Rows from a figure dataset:
● ● ● ● ●
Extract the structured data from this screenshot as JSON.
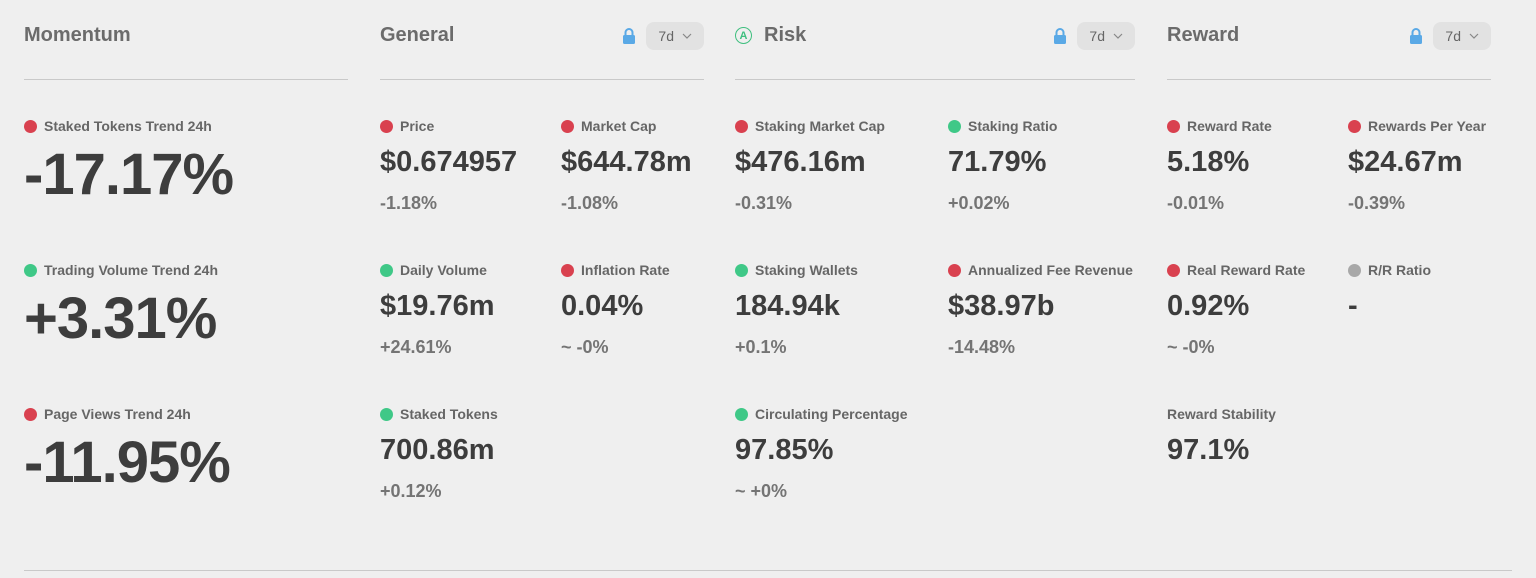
{
  "colors": {
    "negative": "#d9414f",
    "positive": "#3fc887",
    "neutral": "#a8a8a8",
    "lock": "#5aa9e6"
  },
  "momentum": {
    "title": "Momentum",
    "metrics": [
      {
        "label": "Staked Tokens Trend 24h",
        "value": "-17.17%",
        "status": "negative"
      },
      {
        "label": "Trading Volume Trend 24h",
        "value": "+3.31%",
        "status": "positive"
      },
      {
        "label": "Page Views Trend 24h",
        "value": "-11.95%",
        "status": "negative"
      }
    ]
  },
  "general": {
    "title": "General",
    "period": "7d",
    "lock_icon": "lock-icon",
    "metrics": [
      {
        "label": "Price",
        "value": "$0.674957",
        "change": "-1.18%",
        "status": "negative"
      },
      {
        "label": "Market Cap",
        "value": "$644.78m",
        "change": "-1.08%",
        "status": "negative"
      },
      {
        "label": "Daily Volume",
        "value": "$19.76m",
        "change": "+24.61%",
        "status": "positive"
      },
      {
        "label": "Inflation Rate",
        "value": "0.04%",
        "change": "~ -0%",
        "status": "negative"
      },
      {
        "label": "Staked Tokens",
        "value": "700.86m",
        "change": "+0.12%",
        "status": "positive"
      }
    ]
  },
  "risk": {
    "title": "Risk",
    "badge": "A",
    "period": "7d",
    "lock_icon": "lock-icon",
    "metrics": [
      {
        "label": "Staking Market Cap",
        "value": "$476.16m",
        "change": "-0.31%",
        "status": "negative"
      },
      {
        "label": "Staking Ratio",
        "value": "71.79%",
        "change": "+0.02%",
        "status": "positive"
      },
      {
        "label": "Staking Wallets",
        "value": "184.94k",
        "change": "+0.1%",
        "status": "positive"
      },
      {
        "label": "Annualized Fee Revenue",
        "value": "$38.97b",
        "change": "-14.48%",
        "status": "negative"
      },
      {
        "label": "Circulating Percentage",
        "value": "97.85%",
        "change": "~ +0%",
        "status": "positive"
      }
    ]
  },
  "reward": {
    "title": "Reward",
    "period": "7d",
    "lock_icon": "lock-icon",
    "metrics": [
      {
        "label": "Reward Rate",
        "value": "5.18%",
        "change": "-0.01%",
        "status": "negative"
      },
      {
        "label": "Rewards Per Year",
        "value": "$24.67m",
        "change": "-0.39%",
        "status": "negative"
      },
      {
        "label": "Real Reward Rate",
        "value": "0.92%",
        "change": "~ -0%",
        "status": "negative"
      },
      {
        "label": "R/R Ratio",
        "value": "-",
        "change": "",
        "status": "neutral"
      },
      {
        "label": "Reward Stability",
        "value": "97.1%",
        "change": "",
        "status": "none"
      }
    ]
  }
}
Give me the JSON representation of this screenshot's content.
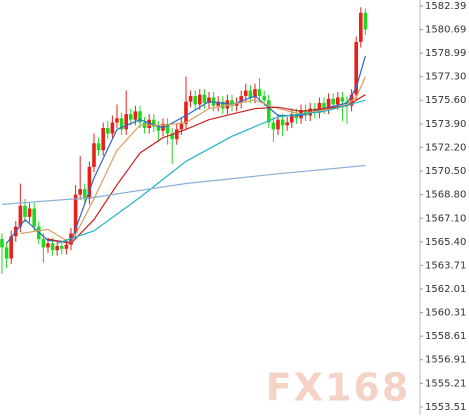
{
  "chart_data": {
    "type": "candlestick",
    "watermark": "FX168",
    "up_color": "#e8201a",
    "down_color": "#21d821",
    "xlim": [
      -0.43,
      90.87
    ],
    "ylim": [
      1552.93,
      1582.82
    ],
    "yticks": [
      1582.39,
      1580.69,
      1578.99,
      {
        "value": 1577.3,
        "label": "1577.30"
      },
      {
        "value": 1575.6,
        "label": "1575.60"
      },
      {
        "value": 1573.9,
        "label": "1573.90"
      },
      {
        "value": 1572.2,
        "label": "1572.20"
      },
      {
        "value": 1570.5,
        "label": "1570.50"
      },
      {
        "value": 1568.8,
        "label": "1568.80"
      },
      {
        "value": 1567.1,
        "label": "1567.10"
      },
      {
        "value": 1565.4,
        "label": "1565.40"
      },
      1563.71,
      1562.01,
      1560.31,
      1558.61,
      1556.91,
      1555.21,
      1553.51
    ],
    "open": [
      1565.6,
      1565.0,
      1564.2,
      1565.8,
      1566.5,
      1568.0,
      1567.2,
      1567.8,
      1566.5,
      1565.6,
      1565.0,
      1565.3,
      1564.8,
      1565.1,
      1564.9,
      1565.2,
      1566.0,
      1568.8,
      1569.2,
      1568.5,
      1570.8,
      1572.5,
      1572.0,
      1573.6,
      1573.2,
      1574.0,
      1574.3,
      1573.5,
      1574.6,
      1574.2,
      1574.8,
      1574.0,
      1573.6,
      1574.2,
      1573.7,
      1573.4,
      1573.9,
      1573.2,
      1572.8,
      1573.5,
      1573.9,
      1575.5,
      1575.9,
      1575.3,
      1576.0,
      1575.4,
      1575.8,
      1575.2,
      1575.5,
      1575.0,
      1575.6,
      1575.2,
      1575.4,
      1575.9,
      1576.3,
      1575.8,
      1576.4,
      1575.9,
      1575.6,
      1574.0,
      1573.5,
      1574.2,
      1573.8,
      1574.0,
      1574.6,
      1574.3,
      1574.9,
      1574.5,
      1575.0,
      1574.7,
      1575.4,
      1575.0,
      1575.7,
      1575.3,
      1575.8,
      1575.5,
      1575.2,
      1576.0,
      1579.8,
      1581.9
    ],
    "high": [
      1566.0,
      1565.4,
      1566.2,
      1566.9,
      1569.6,
      1568.5,
      1568.2,
      1568.2,
      1566.9,
      1566.0,
      1565.7,
      1565.7,
      1565.5,
      1565.5,
      1565.6,
      1566.4,
      1569.5,
      1571.6,
      1569.6,
      1571.2,
      1573.2,
      1572.9,
      1574.0,
      1574.1,
      1574.5,
      1575.3,
      1574.7,
      1576.3,
      1575.0,
      1575.2,
      1575.2,
      1574.4,
      1574.6,
      1574.6,
      1574.1,
      1574.3,
      1574.3,
      1573.6,
      1573.9,
      1574.3,
      1577.3,
      1576.3,
      1576.3,
      1576.4,
      1576.4,
      1576.2,
      1576.2,
      1575.9,
      1575.9,
      1576.0,
      1576.0,
      1575.8,
      1576.3,
      1576.8,
      1576.7,
      1576.8,
      1577.2,
      1576.3,
      1576.0,
      1574.4,
      1574.6,
      1574.6,
      1574.4,
      1575.0,
      1575.0,
      1575.3,
      1575.3,
      1575.4,
      1575.4,
      1575.8,
      1575.8,
      1576.1,
      1576.1,
      1576.2,
      1576.2,
      1575.9,
      1576.4,
      1580.2,
      1582.3,
      1582.2
    ],
    "low": [
      1563.1,
      1563.5,
      1563.8,
      1565.4,
      1566.1,
      1566.8,
      1566.8,
      1566.1,
      1565.2,
      1563.9,
      1564.6,
      1564.4,
      1564.4,
      1564.5,
      1564.5,
      1564.8,
      1565.6,
      1568.4,
      1568.1,
      1568.1,
      1570.4,
      1571.6,
      1571.6,
      1572.8,
      1572.8,
      1573.6,
      1573.1,
      1573.1,
      1573.8,
      1573.8,
      1573.6,
      1573.2,
      1573.2,
      1573.3,
      1572.6,
      1573.0,
      1572.4,
      1571.0,
      1572.4,
      1573.1,
      1573.5,
      1575.1,
      1574.9,
      1574.9,
      1575.0,
      1575.0,
      1574.8,
      1574.8,
      1574.6,
      1574.6,
      1574.8,
      1574.8,
      1575.0,
      1575.5,
      1575.4,
      1575.4,
      1575.5,
      1575.2,
      1573.6,
      1572.6,
      1573.1,
      1573.0,
      1573.4,
      1573.6,
      1573.9,
      1573.9,
      1574.1,
      1574.1,
      1574.3,
      1574.3,
      1574.6,
      1574.6,
      1574.9,
      1574.9,
      1574.1,
      1573.9,
      1574.8,
      1575.6,
      1579.4,
      1580.3
    ],
    "close": [
      1565.0,
      1564.2,
      1565.8,
      1566.5,
      1568.0,
      1567.2,
      1567.8,
      1566.5,
      1565.6,
      1565.0,
      1565.3,
      1564.8,
      1565.1,
      1564.9,
      1565.2,
      1566.0,
      1568.8,
      1569.2,
      1568.5,
      1570.8,
      1572.5,
      1572.0,
      1573.6,
      1573.2,
      1574.0,
      1574.3,
      1573.5,
      1574.6,
      1574.2,
      1574.8,
      1574.0,
      1573.6,
      1574.2,
      1573.7,
      1573.4,
      1573.9,
      1573.2,
      1572.8,
      1573.5,
      1573.9,
      1575.5,
      1575.9,
      1575.3,
      1576.0,
      1575.4,
      1575.8,
      1575.2,
      1575.5,
      1575.0,
      1575.6,
      1575.2,
      1575.4,
      1575.9,
      1576.3,
      1575.8,
      1576.4,
      1575.9,
      1575.6,
      1574.0,
      1573.5,
      1574.2,
      1573.8,
      1574.0,
      1574.6,
      1574.3,
      1574.9,
      1574.5,
      1575.0,
      1574.7,
      1575.4,
      1575.0,
      1575.7,
      1575.3,
      1575.8,
      1575.5,
      1575.2,
      1576.0,
      1579.8,
      1581.9,
      1580.7
    ],
    "lines": [
      {
        "color": "#3366cc",
        "x": [
          1,
          5,
          10,
          15,
          20,
          25,
          30,
          35,
          40,
          45,
          50,
          55,
          60,
          65,
          70,
          75,
          77,
          79
        ],
        "values": [
          1565.3,
          1567.0,
          1565.5,
          1565.4,
          1570.0,
          1573.5,
          1574.2,
          1573.6,
          1574.5,
          1575.5,
          1575.3,
          1575.9,
          1574.5,
          1574.5,
          1575.0,
          1575.4,
          1576.5,
          1578.8
        ]
      },
      {
        "color": "#d9a066",
        "x": [
          4,
          10,
          15,
          20,
          25,
          30,
          35,
          40,
          45,
          50,
          55,
          60,
          65,
          70,
          75,
          77,
          79
        ],
        "values": [
          1566.0,
          1566.3,
          1565.3,
          1568.5,
          1572.0,
          1573.8,
          1573.8,
          1574.0,
          1575.0,
          1575.3,
          1575.6,
          1575.0,
          1574.6,
          1574.9,
          1575.3,
          1575.8,
          1577.3
        ]
      },
      {
        "color": "#cc2222",
        "x": [
          10,
          15,
          20,
          25,
          30,
          35,
          40,
          45,
          50,
          55,
          60,
          65,
          70,
          75,
          79
        ],
        "values": [
          1565.6,
          1565.3,
          1567.0,
          1569.5,
          1571.8,
          1572.9,
          1573.5,
          1574.2,
          1574.6,
          1575.0,
          1575.1,
          1574.8,
          1575.0,
          1575.2,
          1576.0
        ]
      },
      {
        "color": "#22b5c5",
        "x": [
          12,
          20,
          30,
          40,
          50,
          60,
          70,
          79
        ],
        "values": [
          1565.3,
          1566.2,
          1568.6,
          1571.2,
          1573.0,
          1574.4,
          1574.8,
          1575.6
        ]
      },
      {
        "color": "#8ab0d8",
        "x": [
          0,
          20,
          40,
          60,
          79
        ],
        "values": [
          1568.1,
          1568.6,
          1569.6,
          1570.3,
          1570.9
        ]
      }
    ]
  }
}
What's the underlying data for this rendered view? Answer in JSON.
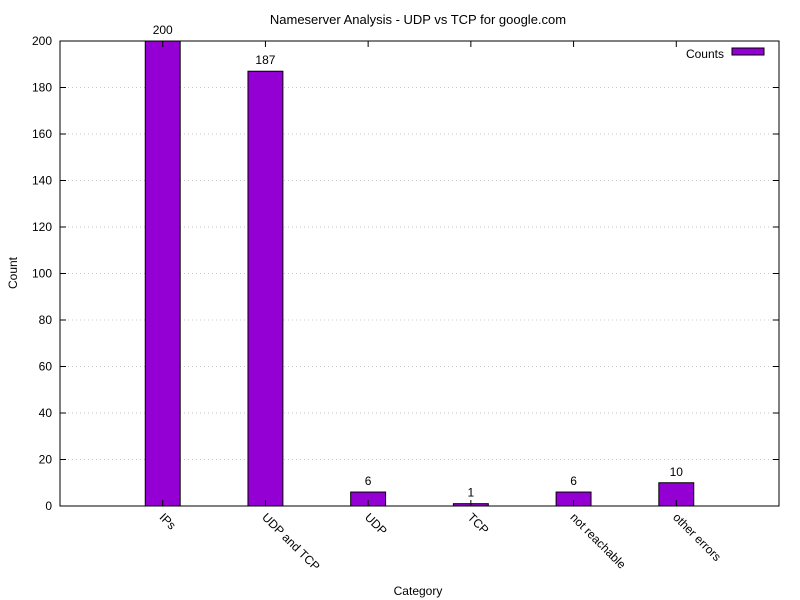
{
  "chart_data": {
    "type": "bar",
    "title": "Nameserver Analysis - UDP vs TCP for google.com",
    "xlabel": "Category",
    "ylabel": "Count",
    "categories": [
      "IPs",
      "UDP and TCP",
      "UDP",
      "TCP",
      "not reachable",
      "other errors"
    ],
    "series": [
      {
        "name": "Counts",
        "values": [
          200,
          187,
          6,
          1,
          6,
          10
        ],
        "color": "#9400d3"
      }
    ],
    "data_labels": [
      "200",
      "187",
      "6",
      "1",
      "6",
      "10"
    ],
    "ylim": [
      0,
      200
    ],
    "yticks": [
      0,
      20,
      40,
      60,
      80,
      100,
      120,
      140,
      160,
      180,
      200
    ],
    "grid": true,
    "legend": {
      "position": "top-right",
      "label": "Counts"
    }
  }
}
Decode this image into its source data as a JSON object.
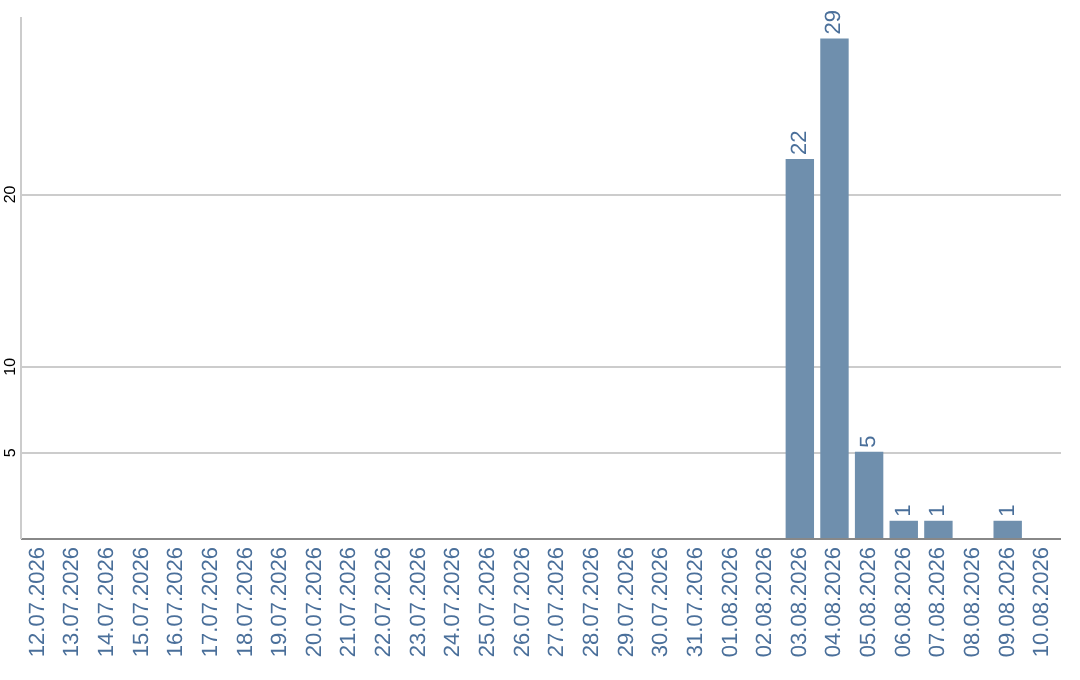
{
  "chart_data": {
    "type": "bar",
    "categories": [
      "12.07.2026",
      "13.07.2026",
      "14.07.2026",
      "15.07.2026",
      "16.07.2026",
      "17.07.2026",
      "18.07.2026",
      "19.07.2026",
      "20.07.2026",
      "21.07.2026",
      "22.07.2026",
      "23.07.2026",
      "24.07.2026",
      "25.07.2026",
      "26.07.2026",
      "27.07.2026",
      "28.07.2026",
      "29.07.2026",
      "30.07.2026",
      "31.07.2026",
      "01.08.2026",
      "02.08.2026",
      "03.08.2026",
      "04.08.2026",
      "05.08.2026",
      "06.08.2026",
      "07.08.2026",
      "08.08.2026",
      "09.08.2026",
      "10.08.2026"
    ],
    "values": [
      0,
      0,
      0,
      0,
      0,
      0,
      0,
      0,
      0,
      0,
      0,
      0,
      0,
      0,
      0,
      0,
      0,
      0,
      0,
      0,
      0,
      0,
      22,
      29,
      5,
      1,
      1,
      0,
      1,
      0
    ],
    "value_labels": [
      null,
      null,
      null,
      null,
      null,
      null,
      null,
      null,
      null,
      null,
      null,
      null,
      null,
      null,
      null,
      null,
      null,
      null,
      null,
      null,
      null,
      null,
      "22",
      "29",
      "5",
      "1",
      "1",
      null,
      "1",
      null
    ],
    "color": "#6f8fad",
    "ylim": [
      0,
      30.3
    ],
    "yticks": [
      5,
      10,
      20
    ],
    "grid": "y"
  }
}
● ● ● ● ●
▶ What you need to do
Go through the listing above and list every line that has the word "Tokens".

▶ Solved problem
        "label": "Staked Tokens Trend 24h",
        "label": "Staked Tokens",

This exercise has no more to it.